The exercise —
In the data that follows, count every line holding the string "Positions" and give the count alone.

+++++

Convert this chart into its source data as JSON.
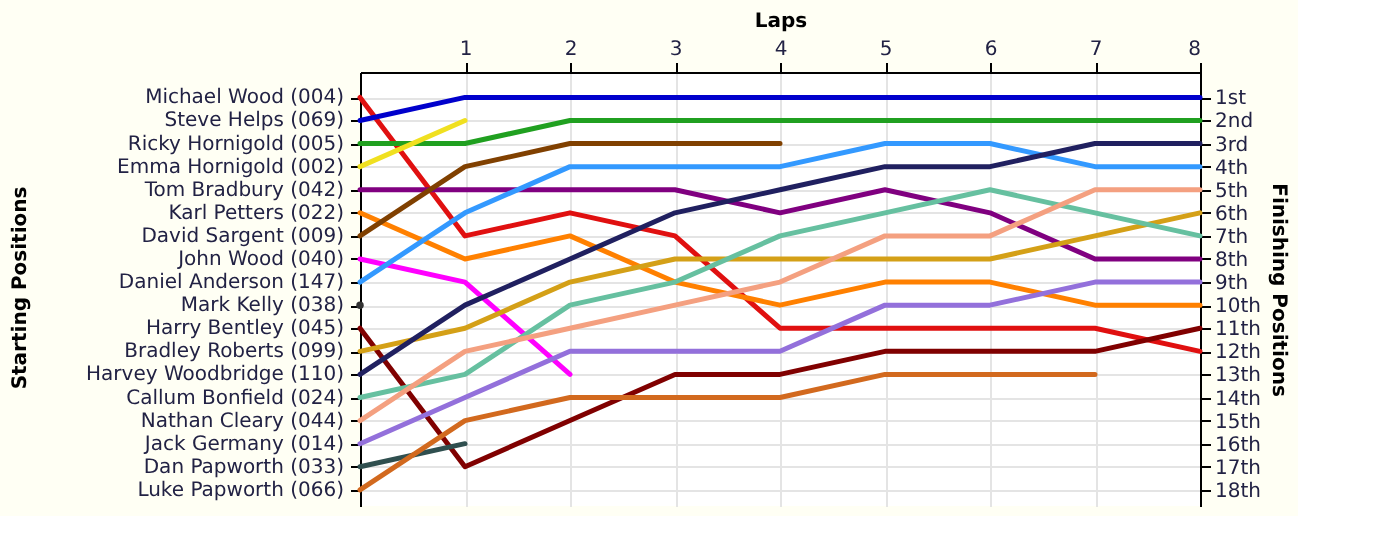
{
  "chart_data": {
    "type": "line",
    "xlabel": "Laps",
    "y2label": "Finishing Positions",
    "grid": true,
    "x": [
      0,
      1,
      2,
      3,
      4,
      5,
      6,
      7,
      8
    ],
    "annotations": [
      "Starting Positions"
    ],
    "xlim": [
      0,
      8
    ],
    "xticks": [
      1,
      2,
      3,
      4,
      5,
      6,
      7,
      8
    ],
    "y2lim": [
      18.7,
      -0.1
    ],
    "y2ticks": [
      {
        "value": 1,
        "label": "1st"
      },
      {
        "value": 2,
        "label": "2nd"
      },
      {
        "value": 3,
        "label": "3rd"
      },
      {
        "value": 4,
        "label": "4th"
      },
      {
        "value": 5,
        "label": "5th"
      },
      {
        "value": 6,
        "label": "6th"
      },
      {
        "value": 7,
        "label": "7th"
      },
      {
        "value": 8,
        "label": "8th"
      },
      {
        "value": 9,
        "label": "9th"
      },
      {
        "value": 10,
        "label": "10th"
      },
      {
        "value": 11,
        "label": "11th"
      },
      {
        "value": 12,
        "label": "12th"
      },
      {
        "value": 13,
        "label": "13th"
      },
      {
        "value": 14,
        "label": "14th"
      },
      {
        "value": 15,
        "label": "15th"
      },
      {
        "value": 16,
        "label": "16th"
      },
      {
        "value": 17,
        "label": "17th"
      },
      {
        "value": 18,
        "label": "18th"
      }
    ],
    "series": [
      {
        "name": "Michael Wood (004)",
        "axis": "y2",
        "color": "#e01010",
        "values": [
          1,
          7,
          6,
          7,
          11,
          11,
          11,
          11,
          12
        ]
      },
      {
        "name": "Steve Helps (069)",
        "axis": "y2",
        "color": "#0000cc",
        "values": [
          2,
          1,
          1,
          1,
          1,
          1,
          1,
          1,
          1
        ]
      },
      {
        "name": "Ricky Hornigold (005)",
        "axis": "y2",
        "color": "#20a020",
        "values": [
          3,
          3,
          2,
          2,
          2,
          2,
          2,
          2,
          2
        ]
      },
      {
        "name": "Emma Hornigold (002)",
        "axis": "y2",
        "color": "#f0e020",
        "values": [
          4,
          2,
          null,
          null,
          null,
          null,
          null,
          null,
          null
        ]
      },
      {
        "name": "Tom Bradbury (042)",
        "axis": "y2",
        "color": "#800080",
        "values": [
          5,
          5,
          5,
          5,
          6,
          5,
          6,
          8,
          8
        ]
      },
      {
        "name": "Karl Petters (022)",
        "axis": "y2",
        "color": "#ff8000",
        "values": [
          6,
          8,
          7,
          9,
          10,
          9,
          9,
          10,
          10
        ]
      },
      {
        "name": "David Sargent (009)",
        "axis": "y2",
        "color": "#804000",
        "values": [
          7,
          4,
          3,
          3,
          3,
          null,
          null,
          null,
          null
        ]
      },
      {
        "name": "John Wood (040)",
        "axis": "y2",
        "color": "#ff00ff",
        "values": [
          8,
          9,
          13,
          null,
          null,
          null,
          null,
          null,
          null
        ]
      },
      {
        "name": "Daniel Anderson (147)",
        "axis": "y2",
        "color": "#3399ff",
        "values": [
          9,
          6,
          4,
          4,
          4,
          3,
          3,
          4,
          4
        ]
      },
      {
        "name": "Mark Kelly (038)",
        "axis": "y2",
        "color": "#333333",
        "marker": "circle",
        "values": [
          10,
          null,
          null,
          null,
          null,
          null,
          null,
          null,
          null
        ]
      },
      {
        "name": "Harry Bentley (045)",
        "axis": "y2",
        "color": "#800000",
        "values": [
          11,
          17,
          15,
          13,
          13,
          12,
          12,
          12,
          11
        ]
      },
      {
        "name": "Bradley Roberts (099)",
        "axis": "y2",
        "color": "#d4a017",
        "values": [
          12,
          11,
          9,
          8,
          8,
          8,
          8,
          7,
          6
        ]
      },
      {
        "name": "Harvey Woodbridge (110)",
        "axis": "y2",
        "color": "#202060",
        "values": [
          13,
          10,
          8,
          6,
          5,
          4,
          4,
          3,
          3
        ]
      },
      {
        "name": "Callum Bonfield (024)",
        "axis": "y2",
        "color": "#66c0a0",
        "values": [
          14,
          13,
          10,
          9,
          7,
          6,
          5,
          6,
          7
        ]
      },
      {
        "name": "Nathan Cleary (044)",
        "axis": "y2",
        "color": "#f4a080",
        "values": [
          15,
          12,
          11,
          10,
          9,
          7,
          7,
          5,
          5
        ]
      },
      {
        "name": "Jack Germany (014)",
        "axis": "y2",
        "color": "#9370db",
        "values": [
          16,
          14,
          12,
          12,
          12,
          10,
          10,
          9,
          9
        ]
      },
      {
        "name": "Dan Papworth (033)",
        "axis": "y2",
        "color": "#2f4f4f",
        "values": [
          17,
          16,
          null,
          null,
          null,
          null,
          null,
          null,
          null
        ]
      },
      {
        "name": "Luke Papworth (066)",
        "axis": "y2",
        "color": "#d2691e",
        "values": [
          18,
          15,
          14,
          14,
          14,
          13,
          13,
          13,
          null
        ]
      }
    ]
  }
}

+++++

Final answer —
2